> PASSAGE TO READ
###
Sara Tomic (; , ; born 5 February 1998) is a professional Australian tennis player. She is the younger sister of tennis player Bernard Tomic.

In June 2015, she won her first professional-level title in Sharm El Sheikh, Egypt.

Tomic was born in Gold Coast, Queensland, and made her senior Grand Slam debut at the 2015 Australian Open, in the doubles event partnering Naiktha Bains.

Career

2014
Tomic mainly played on the ITF Junior Circuit. She was given wildcards into the Sydney International, Australian Open and Burnie International where she lost in first rounds. In the junior events she won a Grade-4 event in Kawana and a Grade-B2 event in Lautoka, Fiji. She was also runner-up in a Grade 3 in Beijing and a Grade 4 in Burleigh Waters. She won two doubles titles partnering Xu Shilin including the Grade-A Osaka Mayor's Cup and a Grade B1 in Seogwipo.
###
(Dataset entries)
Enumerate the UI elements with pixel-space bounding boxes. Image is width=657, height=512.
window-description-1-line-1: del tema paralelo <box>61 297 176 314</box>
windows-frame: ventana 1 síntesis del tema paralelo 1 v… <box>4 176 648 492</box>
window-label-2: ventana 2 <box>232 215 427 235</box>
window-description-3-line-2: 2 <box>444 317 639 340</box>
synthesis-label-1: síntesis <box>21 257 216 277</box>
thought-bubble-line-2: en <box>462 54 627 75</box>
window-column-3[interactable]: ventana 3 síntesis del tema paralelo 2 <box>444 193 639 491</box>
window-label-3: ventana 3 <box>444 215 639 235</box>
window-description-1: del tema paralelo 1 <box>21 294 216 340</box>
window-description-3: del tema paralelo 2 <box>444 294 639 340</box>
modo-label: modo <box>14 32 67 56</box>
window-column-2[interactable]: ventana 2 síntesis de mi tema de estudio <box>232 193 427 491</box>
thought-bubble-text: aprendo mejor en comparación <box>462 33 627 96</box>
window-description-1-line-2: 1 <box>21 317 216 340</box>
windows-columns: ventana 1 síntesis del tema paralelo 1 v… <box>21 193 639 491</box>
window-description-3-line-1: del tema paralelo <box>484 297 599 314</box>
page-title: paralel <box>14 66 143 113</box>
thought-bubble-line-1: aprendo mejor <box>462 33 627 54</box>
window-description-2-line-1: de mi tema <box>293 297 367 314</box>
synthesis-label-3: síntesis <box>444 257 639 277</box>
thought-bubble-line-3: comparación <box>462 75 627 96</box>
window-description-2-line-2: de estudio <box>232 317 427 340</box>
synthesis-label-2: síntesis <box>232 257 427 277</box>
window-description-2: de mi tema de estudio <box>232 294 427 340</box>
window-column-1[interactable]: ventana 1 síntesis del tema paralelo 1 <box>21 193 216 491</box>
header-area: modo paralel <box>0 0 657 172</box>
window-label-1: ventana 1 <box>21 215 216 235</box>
###
> SET EXERCISE
Reproduce the text on the tennis player Sara Tomic verbatim, in full.

> EXERCISE RESPONSE
Sara Tomic (; , ; born 5 February 1998) is a professional Australian tennis player. She is the younger sister of tennis player Bernard Tomic.

In June 2015, she won her first professional-level title in Sharm El Sheikh, Egypt.

Tomic was born in Gold Coast, Queensland, and made her senior Grand Slam debut at the 2015 Australian Open, in the doubles event partnering Naiktha Bains.

Career

2014
Tomic mainly played on the ITF Junior Circuit. She was given wildcards into the Sydney International, Australian Open and Burnie International where she lost in first rounds. In the junior events she won a Grade-4 event in Kawana and a Grade-B2 event in Lautoka, Fiji. She was also runner-up in a Grade 3 in Beijing and a Grade 4 in Burleigh Waters. She won two doubles titles partnering Xu Shilin including the Grade-A Osaka Mayor's Cup and a Grade B1 in Seogwipo.